* **Opgaven**:
1) Bij welke stap van de meldcode moeten de wijkteams en Veilig Thuis volgens het artikel over de meldcode samen optrekken?
2) Kun je de alinea die begint met "Dit betekent dat Veilig Thuis" uit het artikel over de meldcode beknopter herschrijven, met behoud van de belangrijkste feiten?
3) Schrijf het artikel over de meldcode verder vanaf het punt waar het ophoudt.

* **Artikel**:
┌──

Melden is niet de belangrijkste stap in de meldcode
Melden is niet de belangrijkste stap in de meldcode. Belangrijke rol weggelegd voor de (opkomende) wijkteams van de gemeenten en de Veilig Thuis-organisatie.
Onlangs laaide de discussie weer op over wel of niet verplicht melden bij vermoedens van kindermishandeling. In mijn dagelijkse werk als beleidsadviseur voor gemeenten en Veilig Thuis en als trainer zie ik dat er een belangrijke rol is weggelegd voor de (opkomende) wijkteams van de gemeenten en de Veilig Thuis-organisatie. Zij moeten samen optrekken bij stap 2: consultatie.
Dit betekent dat Veilig Thuis laagdrempelig moet zijn en dicht bij de plek gepositioneerd waar mensen wonen en leven en waar de signalen het eerst gezien kunnen worden: op school, in de kinderopvang, in de wijken. Gemeenten doen er dus goed aan om de Veilig Thuis-organisatie een stevige plek in het sociaal domein te geven. Als toegevoegde waarde aan de ogen en oren van de wijkteams, in plaats van als een meldloket.

└──

* **Aangeleverd materiaal**:

┌──

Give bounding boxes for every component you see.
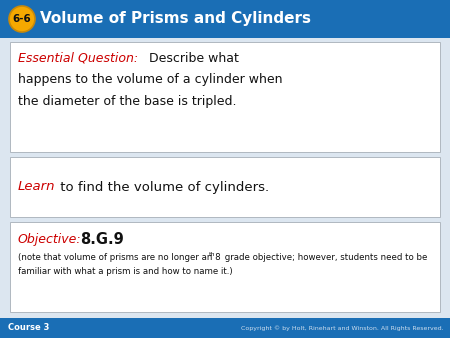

└──

* **Uitkomsten per opgave**:
1) Bij stap 2: consultatie.

2) Veilig Thuis moet laagdrempelig zijn en dicht bij de plekken staan waar mensen wonen en leven en waar signalen het eerst opvallen, zoals op school, in de kinderopvang en in de wijk. Gemeenten geven Veilig Thuis daarom het best een stevige plek in het sociaal domein, als aanvulling op de ogen en oren van de wijkteams en niet als meldloket.

3)
Wisselwerking
Lokale professionals hebben een primaire verantwoordelijkheid bij kwesties rondom de veiligheid van kinderen. Zij moeten minimaal in staat zijn om te signaleren, risicofactoren in kaart te brengen en een gesprek over de veiligheid van jeugdigen te voeren. Veilig Thuis heeft hierbij een belangrijke ondersteunende en onderzoekende taak. Melden kan de mogelijke uitkomst zijn van deze wisselwerking.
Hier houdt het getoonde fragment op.